Supplied material –
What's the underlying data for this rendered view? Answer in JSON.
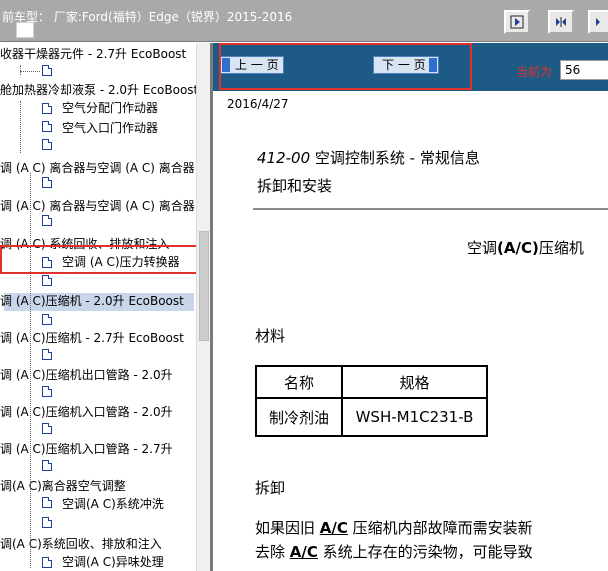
{
  "topbar": {
    "vehicle_title": "前车型： 厂家:Ford(福特）Edge（锐界）2015-2016",
    "buttons": [
      "first-page-icon",
      "expand-icon",
      "collapse-icon"
    ]
  },
  "tree": {
    "items": [
      {
        "label": "收器干燥器元件 - 2.7升 EcoBoost"
      },
      {
        "label": "舱加热器冷却液泵 - 2.0升 EcoBoost"
      },
      {
        "label": "空气分配门作动器"
      },
      {
        "label": "空气入口门作动器"
      },
      {
        "label": "调 (A C) 离合器与空调 (A C) 离合器"
      },
      {
        "label": "调 (A C) 离合器与空调 (A C) 离合器"
      },
      {
        "label": "调 (A C) 系统回收、排放和注入"
      },
      {
        "label": "空调 (A C)压力转换器"
      },
      {
        "label": "调 (A C)压缩机 - 2.0升 EcoBoost"
      },
      {
        "label": "调 (A C)压缩机 - 2.7升 EcoBoost"
      },
      {
        "label": "调 (A C)压缩机出口管路 - 2.0升"
      },
      {
        "label": "调 (A C)压缩机入口管路 - 2.0升"
      },
      {
        "label": "调 (A C)压缩机入口管路 - 2.7升"
      },
      {
        "label": "调(A C)离合器空气调整"
      },
      {
        "label": "空调(A C)系统冲洗"
      },
      {
        "label": "调(A C)系统回收、排放和注入"
      },
      {
        "label": "空调(A C)异味处理"
      }
    ]
  },
  "nav": {
    "prev_label": "上 一 页",
    "next_label": "下 一 页",
    "current_label": "当前为",
    "page_value": "56"
  },
  "doc": {
    "date": "2016/4/27",
    "section_code": "412-00",
    "section_title": " 空调控制系统 - 常规信息",
    "subtitle": "拆卸和安装",
    "heading_pre": "空调",
    "heading_bold": "(A/C)",
    "heading_post": "压缩机",
    "materials_label": "材料",
    "table": {
      "headers": [
        "名称",
        "规格"
      ],
      "rows": [
        [
          "制冷剂油",
          "WSH-M1C231-B"
        ]
      ]
    },
    "removal_label": "拆卸",
    "para1_pre": "如果因旧 ",
    "para1_bold": "A/C",
    "para1_post": " 压缩机内部故障而需安装新",
    "para2_pre": "去除 ",
    "para2_bold": "A/C",
    "para2_post": " 系统上存在的污染物，可能导致"
  },
  "colors": {
    "topbar": "#a9a9a9",
    "navbar": "#1d5a86",
    "highlight": "#e0312a",
    "selected_row": "#c9d6ea"
  }
}
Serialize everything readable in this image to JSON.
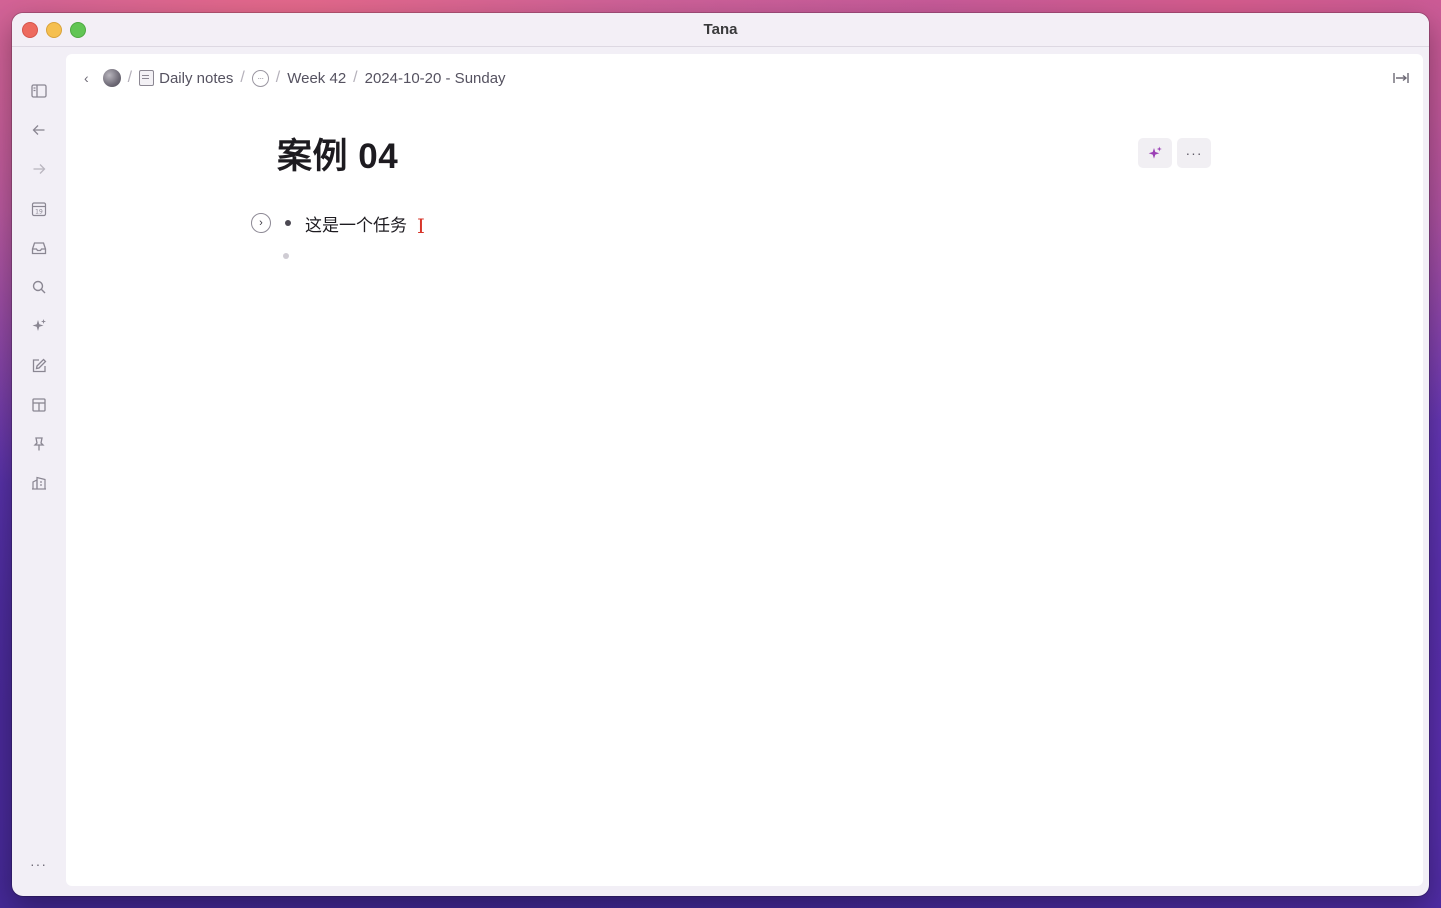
{
  "window": {
    "title": "Tana"
  },
  "sidebar": {
    "items": [
      {
        "name": "toggle-sidebar",
        "icon": "sidebar-icon"
      },
      {
        "name": "back",
        "icon": "arrow-left-icon"
      },
      {
        "name": "forward",
        "icon": "arrow-right-icon"
      },
      {
        "name": "calendar",
        "icon": "calendar-icon",
        "label": "19"
      },
      {
        "name": "inbox",
        "icon": "inbox-icon"
      },
      {
        "name": "search",
        "icon": "search-icon"
      },
      {
        "name": "ai",
        "icon": "sparkle-icon"
      },
      {
        "name": "edit",
        "icon": "edit-icon"
      },
      {
        "name": "layout",
        "icon": "layout-icon"
      },
      {
        "name": "pin",
        "icon": "pin-icon"
      },
      {
        "name": "workspace",
        "icon": "building-icon"
      }
    ],
    "more_label": "···"
  },
  "breadcrumb": {
    "back_label": "‹",
    "items": [
      {
        "label": "Daily notes"
      },
      {
        "label": "Week 42"
      },
      {
        "label": "2024-10-20 - Sunday"
      }
    ],
    "more_label": "···"
  },
  "page": {
    "title": "案例 04",
    "ai_button_icon": "sparkle-icon",
    "more_label": "···",
    "nodes": [
      {
        "text": "这是一个任务",
        "expand_label": "›"
      },
      {
        "text": ""
      }
    ]
  },
  "colors": {
    "accent_sparkle": "#9b3fb5",
    "cursor": "#d7352a"
  }
}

Stated exercise –
Every line above should be returned word for word, with the pictures left behind.

Finished task –
What's the underlying data for this rendered view? Answer in JSON.
{
  "topbar": {
    "vehicle_title": "前车型： 厂家:Ford(福特）Edge（锐界）2015-2016",
    "buttons": [
      "first-page-icon",
      "expand-icon",
      "collapse-icon"
    ]
  },
  "tree": {
    "items": [
      {
        "label": "收器干燥器元件 - 2.7升 EcoBoost"
      },
      {
        "label": "舱加热器冷却液泵 - 2.0升 EcoBoost"
      },
      {
        "label": "空气分配门作动器"
      },
      {
        "label": "空气入口门作动器"
      },
      {
        "label": "调 (A C) 离合器与空调 (A C) 离合器"
      },
      {
        "label": "调 (A C) 离合器与空调 (A C) 离合器"
      },
      {
        "label": "调 (A C) 系统回收、排放和注入"
      },
      {
        "label": "空调 (A C)压力转换器"
      },
      {
        "label": "调 (A C)压缩机 - 2.0升 EcoBoost"
      },
      {
        "label": "调 (A C)压缩机 - 2.7升 EcoBoost"
      },
      {
        "label": "调 (A C)压缩机出口管路 - 2.0升"
      },
      {
        "label": "调 (A C)压缩机入口管路 - 2.0升"
      },
      {
        "label": "调 (A C)压缩机入口管路 - 2.7升"
      },
      {
        "label": "调(A C)离合器空气调整"
      },
      {
        "label": "空调(A C)系统冲洗"
      },
      {
        "label": "调(A C)系统回收、排放和注入"
      },
      {
        "label": "空调(A C)异味处理"
      }
    ]
  },
  "nav": {
    "prev_label": "上 一 页",
    "next_label": "下 一 页",
    "current_label": "当前为",
    "page_value": "56"
  },
  "doc": {
    "date": "2016/4/27",
    "section_code": "412-00",
    "section_title": " 空调控制系统 - 常规信息",
    "subtitle": "拆卸和安装",
    "heading_pre": "空调",
    "heading_bold": "(A/C)",
    "heading_post": "压缩机",
    "materials_label": "材料",
    "table": {
      "headers": [
        "名称",
        "规格"
      ],
      "rows": [
        [
          "制冷剂油",
          "WSH-M1C231-B"
        ]
      ]
    },
    "removal_label": "拆卸",
    "para1_pre": "如果因旧 ",
    "para1_bold": "A/C",
    "para1_post": " 压缩机内部故障而需安装新",
    "para2_pre": "去除 ",
    "para2_bold": "A/C",
    "para2_post": " 系统上存在的污染物，可能导致"
  },
  "colors": {
    "topbar": "#a9a9a9",
    "navbar": "#1d5a86",
    "highlight": "#e0312a",
    "selected_row": "#c9d6ea"
  }
}
Serialize everything readable in this image to JSON.
{
  "window": {
    "title": "Tana"
  },
  "sidebar": {
    "items": [
      {
        "name": "toggle-sidebar",
        "icon": "sidebar-icon"
      },
      {
        "name": "back",
        "icon": "arrow-left-icon"
      },
      {
        "name": "forward",
        "icon": "arrow-right-icon"
      },
      {
        "name": "calendar",
        "icon": "calendar-icon",
        "label": "19"
      },
      {
        "name": "inbox",
        "icon": "inbox-icon"
      },
      {
        "name": "search",
        "icon": "search-icon"
      },
      {
        "name": "ai",
        "icon": "sparkle-icon"
      },
      {
        "name": "edit",
        "icon": "edit-icon"
      },
      {
        "name": "layout",
        "icon": "layout-icon"
      },
      {
        "name": "pin",
        "icon": "pin-icon"
      },
      {
        "name": "workspace",
        "icon": "building-icon"
      }
    ],
    "more_label": "···"
  },
  "breadcrumb": {
    "back_label": "‹",
    "items": [
      {
        "label": "Daily notes"
      },
      {
        "label": "Week 42"
      },
      {
        "label": "2024-10-20 - Sunday"
      }
    ],
    "more_label": "···"
  },
  "page": {
    "title": "案例 04",
    "ai_button_icon": "sparkle-icon",
    "more_label": "···",
    "nodes": [
      {
        "text": "这是一个任务",
        "expand_label": "›"
      },
      {
        "text": ""
      }
    ]
  },
  "colors": {
    "accent_sparkle": "#9b3fb5",
    "cursor": "#d7352a"
  }
}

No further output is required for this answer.